WHAT THE EXERCISE ASKS: Look at the entries below and reproduce them exactly.

INFORMATION SUPPLIED:
----------
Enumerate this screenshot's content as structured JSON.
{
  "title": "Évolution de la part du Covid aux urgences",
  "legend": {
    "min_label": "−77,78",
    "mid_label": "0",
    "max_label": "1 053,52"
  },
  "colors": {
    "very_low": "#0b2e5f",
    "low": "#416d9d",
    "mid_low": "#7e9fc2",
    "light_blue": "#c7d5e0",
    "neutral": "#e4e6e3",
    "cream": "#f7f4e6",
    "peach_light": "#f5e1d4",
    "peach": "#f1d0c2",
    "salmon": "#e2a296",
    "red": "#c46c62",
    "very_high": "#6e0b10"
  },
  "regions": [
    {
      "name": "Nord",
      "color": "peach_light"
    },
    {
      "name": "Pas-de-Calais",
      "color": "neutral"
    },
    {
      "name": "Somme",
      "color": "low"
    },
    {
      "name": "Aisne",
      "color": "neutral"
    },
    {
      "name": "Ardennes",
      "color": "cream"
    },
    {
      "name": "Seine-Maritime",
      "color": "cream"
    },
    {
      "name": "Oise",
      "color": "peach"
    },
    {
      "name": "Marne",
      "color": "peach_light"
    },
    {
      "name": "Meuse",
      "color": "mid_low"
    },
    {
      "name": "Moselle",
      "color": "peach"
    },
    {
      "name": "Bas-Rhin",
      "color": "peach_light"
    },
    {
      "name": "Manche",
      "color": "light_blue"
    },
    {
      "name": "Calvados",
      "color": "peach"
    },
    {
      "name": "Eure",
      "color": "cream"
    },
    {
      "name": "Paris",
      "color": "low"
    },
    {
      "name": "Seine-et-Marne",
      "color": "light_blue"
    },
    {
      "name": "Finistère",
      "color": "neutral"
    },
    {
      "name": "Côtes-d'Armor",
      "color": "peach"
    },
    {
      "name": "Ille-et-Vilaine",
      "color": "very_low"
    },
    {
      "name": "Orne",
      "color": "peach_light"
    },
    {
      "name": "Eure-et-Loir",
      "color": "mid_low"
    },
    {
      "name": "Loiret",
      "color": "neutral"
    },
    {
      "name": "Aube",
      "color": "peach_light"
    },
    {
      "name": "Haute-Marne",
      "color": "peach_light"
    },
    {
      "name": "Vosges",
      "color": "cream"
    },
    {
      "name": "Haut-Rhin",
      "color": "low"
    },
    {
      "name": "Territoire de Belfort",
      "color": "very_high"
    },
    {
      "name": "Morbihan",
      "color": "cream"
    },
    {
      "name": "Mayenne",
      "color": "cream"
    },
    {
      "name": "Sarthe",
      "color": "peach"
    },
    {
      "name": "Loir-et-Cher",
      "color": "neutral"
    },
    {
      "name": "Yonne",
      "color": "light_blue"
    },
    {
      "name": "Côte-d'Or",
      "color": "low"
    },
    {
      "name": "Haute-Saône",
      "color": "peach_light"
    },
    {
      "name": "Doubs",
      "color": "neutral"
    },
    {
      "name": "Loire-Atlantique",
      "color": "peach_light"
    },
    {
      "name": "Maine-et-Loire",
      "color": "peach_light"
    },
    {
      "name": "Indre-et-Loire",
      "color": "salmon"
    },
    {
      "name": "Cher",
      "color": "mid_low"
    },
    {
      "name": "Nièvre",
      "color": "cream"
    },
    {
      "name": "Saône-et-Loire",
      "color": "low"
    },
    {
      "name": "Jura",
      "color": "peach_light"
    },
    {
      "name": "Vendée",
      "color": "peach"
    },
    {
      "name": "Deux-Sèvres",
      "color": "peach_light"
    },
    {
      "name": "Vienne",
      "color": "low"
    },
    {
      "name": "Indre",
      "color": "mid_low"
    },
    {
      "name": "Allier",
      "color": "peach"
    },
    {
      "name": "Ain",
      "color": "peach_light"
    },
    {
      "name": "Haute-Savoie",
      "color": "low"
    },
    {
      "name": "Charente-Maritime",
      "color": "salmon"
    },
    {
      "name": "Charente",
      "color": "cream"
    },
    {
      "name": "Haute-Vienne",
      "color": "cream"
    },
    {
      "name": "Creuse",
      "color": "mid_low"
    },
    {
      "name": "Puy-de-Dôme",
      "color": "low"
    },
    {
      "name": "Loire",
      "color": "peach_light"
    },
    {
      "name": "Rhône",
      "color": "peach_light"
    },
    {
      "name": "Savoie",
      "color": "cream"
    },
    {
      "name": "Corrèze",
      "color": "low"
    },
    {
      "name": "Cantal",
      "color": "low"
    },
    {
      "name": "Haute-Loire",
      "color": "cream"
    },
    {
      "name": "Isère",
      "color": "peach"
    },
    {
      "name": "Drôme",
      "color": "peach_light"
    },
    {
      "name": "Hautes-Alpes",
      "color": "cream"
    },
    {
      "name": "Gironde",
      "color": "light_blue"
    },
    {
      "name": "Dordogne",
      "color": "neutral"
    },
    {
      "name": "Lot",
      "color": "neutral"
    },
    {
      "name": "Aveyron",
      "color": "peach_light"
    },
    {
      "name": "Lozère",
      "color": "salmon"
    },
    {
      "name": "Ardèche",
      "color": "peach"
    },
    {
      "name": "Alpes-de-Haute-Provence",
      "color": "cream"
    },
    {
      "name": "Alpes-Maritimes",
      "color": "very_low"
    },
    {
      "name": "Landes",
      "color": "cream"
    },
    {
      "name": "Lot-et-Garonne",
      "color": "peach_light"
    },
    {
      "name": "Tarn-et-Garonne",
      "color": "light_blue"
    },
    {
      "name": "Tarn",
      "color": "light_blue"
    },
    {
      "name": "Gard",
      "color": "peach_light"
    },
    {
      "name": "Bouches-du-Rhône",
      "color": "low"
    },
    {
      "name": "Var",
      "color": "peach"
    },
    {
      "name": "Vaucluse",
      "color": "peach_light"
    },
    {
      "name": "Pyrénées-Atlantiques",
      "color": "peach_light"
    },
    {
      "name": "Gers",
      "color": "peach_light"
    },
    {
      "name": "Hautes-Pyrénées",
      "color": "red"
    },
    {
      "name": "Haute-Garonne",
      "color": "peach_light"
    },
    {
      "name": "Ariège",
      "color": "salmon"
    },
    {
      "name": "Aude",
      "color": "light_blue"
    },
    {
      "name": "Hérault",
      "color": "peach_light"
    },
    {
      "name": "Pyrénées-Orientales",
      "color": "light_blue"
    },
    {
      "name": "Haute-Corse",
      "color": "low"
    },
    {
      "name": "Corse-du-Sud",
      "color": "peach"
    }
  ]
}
----------
EXPECTED OUTPUT:
Enumerate this screenshot's content as structured JSON.
{
  "title": "Évolution de la part du Covid aux urgences",
  "legend": {
    "min_label": "−77,78",
    "mid_label": "0",
    "max_label": "1 053,52"
  },
  "colors": {
    "very_low": "#0b2e5f",
    "low": "#416d9d",
    "mid_low": "#7e9fc2",
    "light_blue": "#c7d5e0",
    "neutral": "#e4e6e3",
    "cream": "#f7f4e6",
    "peach_light": "#f5e1d4",
    "peach": "#f1d0c2",
    "salmon": "#e2a296",
    "red": "#c46c62",
    "very_high": "#6e0b10"
  },
  "regions": [
    {
      "name": "Nord",
      "color": "peach_light"
    },
    {
      "name": "Pas-de-Calais",
      "color": "neutral"
    },
    {
      "name": "Somme",
      "color": "low"
    },
    {
      "name": "Aisne",
      "color": "neutral"
    },
    {
      "name": "Ardennes",
      "color": "cream"
    },
    {
      "name": "Seine-Maritime",
      "color": "cream"
    },
    {
      "name": "Oise",
      "color": "peach"
    },
    {
      "name": "Marne",
      "color": "peach_light"
    },
    {
      "name": "Meuse",
      "color": "mid_low"
    },
    {
      "name": "Moselle",
      "color": "peach"
    },
    {
      "name": "Bas-Rhin",
      "color": "peach_light"
    },
    {
      "name": "Manche",
      "color": "light_blue"
    },
    {
      "name": "Calvados",
      "color": "peach"
    },
    {
      "name": "Eure",
      "color": "cream"
    },
    {
      "name": "Paris",
      "color": "low"
    },
    {
      "name": "Seine-et-Marne",
      "color": "light_blue"
    },
    {
      "name": "Finistère",
      "color": "neutral"
    },
    {
      "name": "Côtes-d'Armor",
      "color": "peach"
    },
    {
      "name": "Ille-et-Vilaine",
      "color": "very_low"
    },
    {
      "name": "Orne",
      "color": "peach_light"
    },
    {
      "name": "Eure-et-Loir",
      "color": "mid_low"
    },
    {
      "name": "Loiret",
      "color": "neutral"
    },
    {
      "name": "Aube",
      "color": "peach_light"
    },
    {
      "name": "Haute-Marne",
      "color": "peach_light"
    },
    {
      "name": "Vosges",
      "color": "cream"
    },
    {
      "name": "Haut-Rhin",
      "color": "low"
    },
    {
      "name": "Territoire de Belfort",
      "color": "very_high"
    },
    {
      "name": "Morbihan",
      "color": "cream"
    },
    {
      "name": "Mayenne",
      "color": "cream"
    },
    {
      "name": "Sarthe",
      "color": "peach"
    },
    {
      "name": "Loir-et-Cher",
      "color": "neutral"
    },
    {
      "name": "Yonne",
      "color": "light_blue"
    },
    {
      "name": "Côte-d'Or",
      "color": "low"
    },
    {
      "name": "Haute-Saône",
      "color": "peach_light"
    },
    {
      "name": "Doubs",
      "color": "neutral"
    },
    {
      "name": "Loire-Atlantique",
      "color": "peach_light"
    },
    {
      "name": "Maine-et-Loire",
      "color": "peach_light"
    },
    {
      "name": "Indre-et-Loire",
      "color": "salmon"
    },
    {
      "name": "Cher",
      "color": "mid_low"
    },
    {
      "name": "Nièvre",
      "color": "cream"
    },
    {
      "name": "Saône-et-Loire",
      "color": "low"
    },
    {
      "name": "Jura",
      "color": "peach_light"
    },
    {
      "name": "Vendée",
      "color": "peach"
    },
    {
      "name": "Deux-Sèvres",
      "color": "peach_light"
    },
    {
      "name": "Vienne",
      "color": "low"
    },
    {
      "name": "Indre",
      "color": "mid_low"
    },
    {
      "name": "Allier",
      "color": "peach"
    },
    {
      "name": "Ain",
      "color": "peach_light"
    },
    {
      "name": "Haute-Savoie",
      "color": "low"
    },
    {
      "name": "Charente-Maritime",
      "color": "salmon"
    },
    {
      "name": "Charente",
      "color": "cream"
    },
    {
      "name": "Haute-Vienne",
      "color": "cream"
    },
    {
      "name": "Creuse",
      "color": "mid_low"
    },
    {
      "name": "Puy-de-Dôme",
      "color": "low"
    },
    {
      "name": "Loire",
      "color": "peach_light"
    },
    {
      "name": "Rhône",
      "color": "peach_light"
    },
    {
      "name": "Savoie",
      "color": "cream"
    },
    {
      "name": "Corrèze",
      "color": "low"
    },
    {
      "name": "Cantal",
      "color": "low"
    },
    {
      "name": "Haute-Loire",
      "color": "cream"
    },
    {
      "name": "Isère",
      "color": "peach"
    },
    {
      "name": "Drôme",
      "color": "peach_light"
    },
    {
      "name": "Hautes-Alpes",
      "color": "cream"
    },
    {
      "name": "Gironde",
      "color": "light_blue"
    },
    {
      "name": "Dordogne",
      "color": "neutral"
    },
    {
      "name": "Lot",
      "color": "neutral"
    },
    {
      "name": "Aveyron",
      "color": "peach_light"
    },
    {
      "name": "Lozère",
      "color": "salmon"
    },
    {
      "name": "Ardèche",
      "color": "peach"
    },
    {
      "name": "Alpes-de-Haute-Provence",
      "color": "cream"
    },
    {
      "name": "Alpes-Maritimes",
      "color": "very_low"
    },
    {
      "name": "Landes",
      "color": "cream"
    },
    {
      "name": "Lot-et-Garonne",
      "color": "peach_light"
    },
    {
      "name": "Tarn-et-Garonne",
      "color": "light_blue"
    },
    {
      "name": "Tarn",
      "color": "light_blue"
    },
    {
      "name": "Gard",
      "color": "peach_light"
    },
    {
      "name": "Bouches-du-Rhône",
      "color": "low"
    },
    {
      "name": "Var",
      "color": "peach"
    },
    {
      "name": "Vaucluse",
      "color": "peach_light"
    },
    {
      "name": "Pyrénées-Atlantiques",
      "color": "peach_light"
    },
    {
      "name": "Gers",
      "color": "peach_light"
    },
    {
      "name": "Hautes-Pyrénées",
      "color": "red"
    },
    {
      "name": "Haute-Garonne",
      "color": "peach_light"
    },
    {
      "name": "Ariège",
      "color": "salmon"
    },
    {
      "name": "Aude",
      "color": "light_blue"
    },
    {
      "name": "Hérault",
      "color": "peach_light"
    },
    {
      "name": "Pyrénées-Orientales",
      "color": "light_blue"
    },
    {
      "name": "Haute-Corse",
      "color": "low"
    },
    {
      "name": "Corse-du-Sud",
      "color": "peach"
    }
  ]
}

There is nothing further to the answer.